Figure record extracts:
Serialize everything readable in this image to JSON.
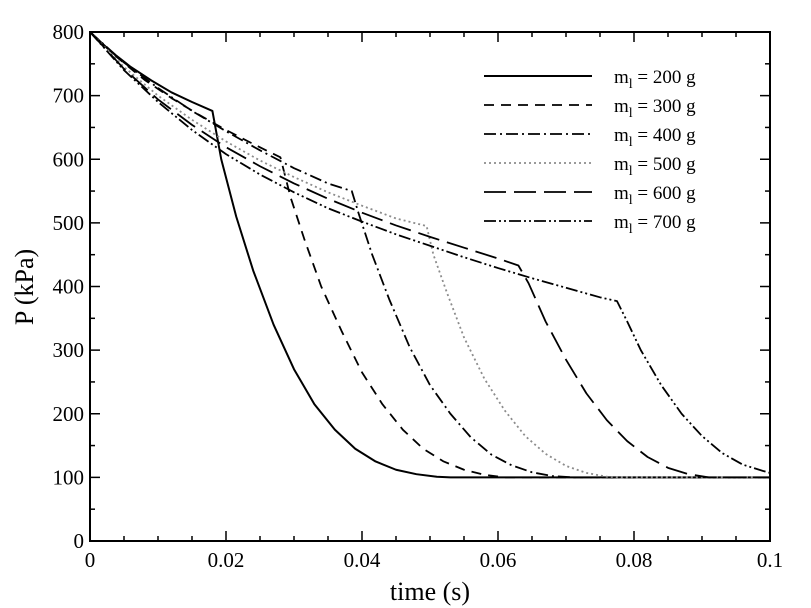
{
  "chart_data": {
    "type": "line",
    "xlabel": "time (s)",
    "ylabel": "P (kPa)",
    "xlim": [
      0,
      0.1
    ],
    "ylim": [
      0,
      800
    ],
    "xticks": [
      "0",
      "0.02",
      "0.04",
      "0.06",
      "0.08",
      "0.1"
    ],
    "yticks": [
      "0",
      "100",
      "200",
      "300",
      "400",
      "500",
      "600",
      "700",
      "800"
    ],
    "grid": false,
    "legend_position": "top-right",
    "series": [
      {
        "name": "m_l = 200 g",
        "legend": {
          "prefix": "m",
          "sub": "l",
          "suffix": " = 200 g"
        },
        "dash": "none",
        "color": "#000000",
        "width": 2,
        "points": [
          [
            0,
            800
          ],
          [
            0.003,
            770
          ],
          [
            0.006,
            745
          ],
          [
            0.009,
            724
          ],
          [
            0.012,
            705
          ],
          [
            0.015,
            690
          ],
          [
            0.018,
            676
          ],
          [
            0.0193,
            600
          ],
          [
            0.0215,
            510
          ],
          [
            0.024,
            425
          ],
          [
            0.027,
            340
          ],
          [
            0.03,
            270
          ],
          [
            0.033,
            215
          ],
          [
            0.036,
            175
          ],
          [
            0.039,
            145
          ],
          [
            0.042,
            125
          ],
          [
            0.045,
            112
          ],
          [
            0.048,
            105
          ],
          [
            0.051,
            101
          ],
          [
            0.053,
            100
          ],
          [
            0.1,
            100
          ]
        ]
      },
      {
        "name": "m_l = 300 g",
        "legend": {
          "prefix": "m",
          "sub": "l",
          "suffix": " = 300 g"
        },
        "dash": "10,7",
        "color": "#000000",
        "width": 1.8,
        "points": [
          [
            0,
            800
          ],
          [
            0.004,
            760
          ],
          [
            0.008,
            725
          ],
          [
            0.012,
            696
          ],
          [
            0.016,
            670
          ],
          [
            0.02,
            646
          ],
          [
            0.024,
            624
          ],
          [
            0.028,
            603
          ],
          [
            0.0295,
            540
          ],
          [
            0.0315,
            475
          ],
          [
            0.034,
            400
          ],
          [
            0.037,
            330
          ],
          [
            0.04,
            265
          ],
          [
            0.043,
            215
          ],
          [
            0.046,
            175
          ],
          [
            0.049,
            145
          ],
          [
            0.052,
            125
          ],
          [
            0.055,
            112
          ],
          [
            0.058,
            104
          ],
          [
            0.061,
            100
          ],
          [
            0.1,
            100
          ]
        ]
      },
      {
        "name": "m_l = 400 g",
        "legend": {
          "prefix": "m",
          "sub": "l",
          "suffix": " = 400 g"
        },
        "dash": "12,4,2,4",
        "color": "#000000",
        "width": 1.8,
        "points": [
          [
            0,
            800
          ],
          [
            0.005,
            752
          ],
          [
            0.01,
            712
          ],
          [
            0.015,
            676
          ],
          [
            0.02,
            644
          ],
          [
            0.025,
            614
          ],
          [
            0.03,
            586
          ],
          [
            0.035,
            562
          ],
          [
            0.0385,
            550
          ],
          [
            0.0395,
            515
          ],
          [
            0.0415,
            450
          ],
          [
            0.044,
            380
          ],
          [
            0.047,
            305
          ],
          [
            0.05,
            245
          ],
          [
            0.053,
            200
          ],
          [
            0.056,
            163
          ],
          [
            0.059,
            136
          ],
          [
            0.062,
            119
          ],
          [
            0.065,
            108
          ],
          [
            0.068,
            102
          ],
          [
            0.071,
            100
          ],
          [
            0.1,
            100
          ]
        ]
      },
      {
        "name": "m_l = 500 g",
        "legend": {
          "prefix": "m",
          "sub": "l",
          "suffix": " = 500 g"
        },
        "dash": "2,3",
        "color": "#8c8c8c",
        "width": 1.8,
        "points": [
          [
            0,
            800
          ],
          [
            0.005,
            745
          ],
          [
            0.01,
            700
          ],
          [
            0.015,
            662
          ],
          [
            0.02,
            628
          ],
          [
            0.025,
            598
          ],
          [
            0.03,
            572
          ],
          [
            0.035,
            548
          ],
          [
            0.04,
            527
          ],
          [
            0.045,
            507
          ],
          [
            0.0495,
            495
          ],
          [
            0.0505,
            450
          ],
          [
            0.0525,
            390
          ],
          [
            0.055,
            320
          ],
          [
            0.058,
            255
          ],
          [
            0.061,
            205
          ],
          [
            0.064,
            165
          ],
          [
            0.067,
            137
          ],
          [
            0.07,
            118
          ],
          [
            0.073,
            107
          ],
          [
            0.076,
            101
          ],
          [
            0.078,
            100
          ],
          [
            0.1,
            100
          ]
        ]
      },
      {
        "name": "m_l = 600 g",
        "legend": {
          "prefix": "m",
          "sub": "l",
          "suffix": " = 600 g"
        },
        "dash": "22,8",
        "color": "#000000",
        "width": 1.8,
        "points": [
          [
            0,
            800
          ],
          [
            0.005,
            742
          ],
          [
            0.01,
            694
          ],
          [
            0.015,
            654
          ],
          [
            0.02,
            619
          ],
          [
            0.025,
            589
          ],
          [
            0.03,
            562
          ],
          [
            0.035,
            538
          ],
          [
            0.04,
            516
          ],
          [
            0.045,
            496
          ],
          [
            0.05,
            478
          ],
          [
            0.055,
            461
          ],
          [
            0.06,
            444
          ],
          [
            0.063,
            433
          ],
          [
            0.0645,
            405
          ],
          [
            0.067,
            345
          ],
          [
            0.07,
            285
          ],
          [
            0.073,
            232
          ],
          [
            0.076,
            190
          ],
          [
            0.079,
            157
          ],
          [
            0.082,
            132
          ],
          [
            0.085,
            115
          ],
          [
            0.088,
            105
          ],
          [
            0.091,
            100
          ],
          [
            0.1,
            100
          ]
        ]
      },
      {
        "name": "m_l = 700 g",
        "legend": {
          "prefix": "m",
          "sub": "l",
          "suffix": " = 700 g"
        },
        "dash": "12,3,2,3,2,3",
        "color": "#000000",
        "width": 1.8,
        "points": [
          [
            0,
            800
          ],
          [
            0.005,
            740
          ],
          [
            0.01,
            690
          ],
          [
            0.015,
            646
          ],
          [
            0.02,
            608
          ],
          [
            0.025,
            576
          ],
          [
            0.03,
            548
          ],
          [
            0.035,
            523
          ],
          [
            0.04,
            502
          ],
          [
            0.045,
            482
          ],
          [
            0.05,
            464
          ],
          [
            0.055,
            446
          ],
          [
            0.06,
            429
          ],
          [
            0.065,
            413
          ],
          [
            0.07,
            398
          ],
          [
            0.075,
            383
          ],
          [
            0.0775,
            377
          ],
          [
            0.079,
            345
          ],
          [
            0.081,
            300
          ],
          [
            0.084,
            245
          ],
          [
            0.087,
            200
          ],
          [
            0.09,
            165
          ],
          [
            0.093,
            138
          ],
          [
            0.096,
            120
          ],
          [
            0.099,
            110
          ],
          [
            0.1,
            107
          ]
        ]
      }
    ]
  }
}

GOAL OF THE EXERCISE
Strip the images and reproduce the remaining records precisely.

ANSWER TO THE EXERCISE
Serialize everything readable in this image to JSON.
{
  "chart_data": {
    "type": "line",
    "xlabel": "time (s)",
    "ylabel": "P (kPa)",
    "xlim": [
      0,
      0.1
    ],
    "ylim": [
      0,
      800
    ],
    "xticks": [
      "0",
      "0.02",
      "0.04",
      "0.06",
      "0.08",
      "0.1"
    ],
    "yticks": [
      "0",
      "100",
      "200",
      "300",
      "400",
      "500",
      "600",
      "700",
      "800"
    ],
    "grid": false,
    "legend_position": "top-right",
    "series": [
      {
        "name": "m_l = 200 g",
        "legend": {
          "prefix": "m",
          "sub": "l",
          "suffix": " = 200 g"
        },
        "dash": "none",
        "color": "#000000",
        "width": 2,
        "points": [
          [
            0,
            800
          ],
          [
            0.003,
            770
          ],
          [
            0.006,
            745
          ],
          [
            0.009,
            724
          ],
          [
            0.012,
            705
          ],
          [
            0.015,
            690
          ],
          [
            0.018,
            676
          ],
          [
            0.0193,
            600
          ],
          [
            0.0215,
            510
          ],
          [
            0.024,
            425
          ],
          [
            0.027,
            340
          ],
          [
            0.03,
            270
          ],
          [
            0.033,
            215
          ],
          [
            0.036,
            175
          ],
          [
            0.039,
            145
          ],
          [
            0.042,
            125
          ],
          [
            0.045,
            112
          ],
          [
            0.048,
            105
          ],
          [
            0.051,
            101
          ],
          [
            0.053,
            100
          ],
          [
            0.1,
            100
          ]
        ]
      },
      {
        "name": "m_l = 300 g",
        "legend": {
          "prefix": "m",
          "sub": "l",
          "suffix": " = 300 g"
        },
        "dash": "10,7",
        "color": "#000000",
        "width": 1.8,
        "points": [
          [
            0,
            800
          ],
          [
            0.004,
            760
          ],
          [
            0.008,
            725
          ],
          [
            0.012,
            696
          ],
          [
            0.016,
            670
          ],
          [
            0.02,
            646
          ],
          [
            0.024,
            624
          ],
          [
            0.028,
            603
          ],
          [
            0.0295,
            540
          ],
          [
            0.0315,
            475
          ],
          [
            0.034,
            400
          ],
          [
            0.037,
            330
          ],
          [
            0.04,
            265
          ],
          [
            0.043,
            215
          ],
          [
            0.046,
            175
          ],
          [
            0.049,
            145
          ],
          [
            0.052,
            125
          ],
          [
            0.055,
            112
          ],
          [
            0.058,
            104
          ],
          [
            0.061,
            100
          ],
          [
            0.1,
            100
          ]
        ]
      },
      {
        "name": "m_l = 400 g",
        "legend": {
          "prefix": "m",
          "sub": "l",
          "suffix": " = 400 g"
        },
        "dash": "12,4,2,4",
        "color": "#000000",
        "width": 1.8,
        "points": [
          [
            0,
            800
          ],
          [
            0.005,
            752
          ],
          [
            0.01,
            712
          ],
          [
            0.015,
            676
          ],
          [
            0.02,
            644
          ],
          [
            0.025,
            614
          ],
          [
            0.03,
            586
          ],
          [
            0.035,
            562
          ],
          [
            0.0385,
            550
          ],
          [
            0.0395,
            515
          ],
          [
            0.0415,
            450
          ],
          [
            0.044,
            380
          ],
          [
            0.047,
            305
          ],
          [
            0.05,
            245
          ],
          [
            0.053,
            200
          ],
          [
            0.056,
            163
          ],
          [
            0.059,
            136
          ],
          [
            0.062,
            119
          ],
          [
            0.065,
            108
          ],
          [
            0.068,
            102
          ],
          [
            0.071,
            100
          ],
          [
            0.1,
            100
          ]
        ]
      },
      {
        "name": "m_l = 500 g",
        "legend": {
          "prefix": "m",
          "sub": "l",
          "suffix": " = 500 g"
        },
        "dash": "2,3",
        "color": "#8c8c8c",
        "width": 1.8,
        "points": [
          [
            0,
            800
          ],
          [
            0.005,
            745
          ],
          [
            0.01,
            700
          ],
          [
            0.015,
            662
          ],
          [
            0.02,
            628
          ],
          [
            0.025,
            598
          ],
          [
            0.03,
            572
          ],
          [
            0.035,
            548
          ],
          [
            0.04,
            527
          ],
          [
            0.045,
            507
          ],
          [
            0.0495,
            495
          ],
          [
            0.0505,
            450
          ],
          [
            0.0525,
            390
          ],
          [
            0.055,
            320
          ],
          [
            0.058,
            255
          ],
          [
            0.061,
            205
          ],
          [
            0.064,
            165
          ],
          [
            0.067,
            137
          ],
          [
            0.07,
            118
          ],
          [
            0.073,
            107
          ],
          [
            0.076,
            101
          ],
          [
            0.078,
            100
          ],
          [
            0.1,
            100
          ]
        ]
      },
      {
        "name": "m_l = 600 g",
        "legend": {
          "prefix": "m",
          "sub": "l",
          "suffix": " = 600 g"
        },
        "dash": "22,8",
        "color": "#000000",
        "width": 1.8,
        "points": [
          [
            0,
            800
          ],
          [
            0.005,
            742
          ],
          [
            0.01,
            694
          ],
          [
            0.015,
            654
          ],
          [
            0.02,
            619
          ],
          [
            0.025,
            589
          ],
          [
            0.03,
            562
          ],
          [
            0.035,
            538
          ],
          [
            0.04,
            516
          ],
          [
            0.045,
            496
          ],
          [
            0.05,
            478
          ],
          [
            0.055,
            461
          ],
          [
            0.06,
            444
          ],
          [
            0.063,
            433
          ],
          [
            0.0645,
            405
          ],
          [
            0.067,
            345
          ],
          [
            0.07,
            285
          ],
          [
            0.073,
            232
          ],
          [
            0.076,
            190
          ],
          [
            0.079,
            157
          ],
          [
            0.082,
            132
          ],
          [
            0.085,
            115
          ],
          [
            0.088,
            105
          ],
          [
            0.091,
            100
          ],
          [
            0.1,
            100
          ]
        ]
      },
      {
        "name": "m_l = 700 g",
        "legend": {
          "prefix": "m",
          "sub": "l",
          "suffix": " = 700 g"
        },
        "dash": "12,3,2,3,2,3",
        "color": "#000000",
        "width": 1.8,
        "points": [
          [
            0,
            800
          ],
          [
            0.005,
            740
          ],
          [
            0.01,
            690
          ],
          [
            0.015,
            646
          ],
          [
            0.02,
            608
          ],
          [
            0.025,
            576
          ],
          [
            0.03,
            548
          ],
          [
            0.035,
            523
          ],
          [
            0.04,
            502
          ],
          [
            0.045,
            482
          ],
          [
            0.05,
            464
          ],
          [
            0.055,
            446
          ],
          [
            0.06,
            429
          ],
          [
            0.065,
            413
          ],
          [
            0.07,
            398
          ],
          [
            0.075,
            383
          ],
          [
            0.0775,
            377
          ],
          [
            0.079,
            345
          ],
          [
            0.081,
            300
          ],
          [
            0.084,
            245
          ],
          [
            0.087,
            200
          ],
          [
            0.09,
            165
          ],
          [
            0.093,
            138
          ],
          [
            0.096,
            120
          ],
          [
            0.099,
            110
          ],
          [
            0.1,
            107
          ]
        ]
      }
    ]
  }
}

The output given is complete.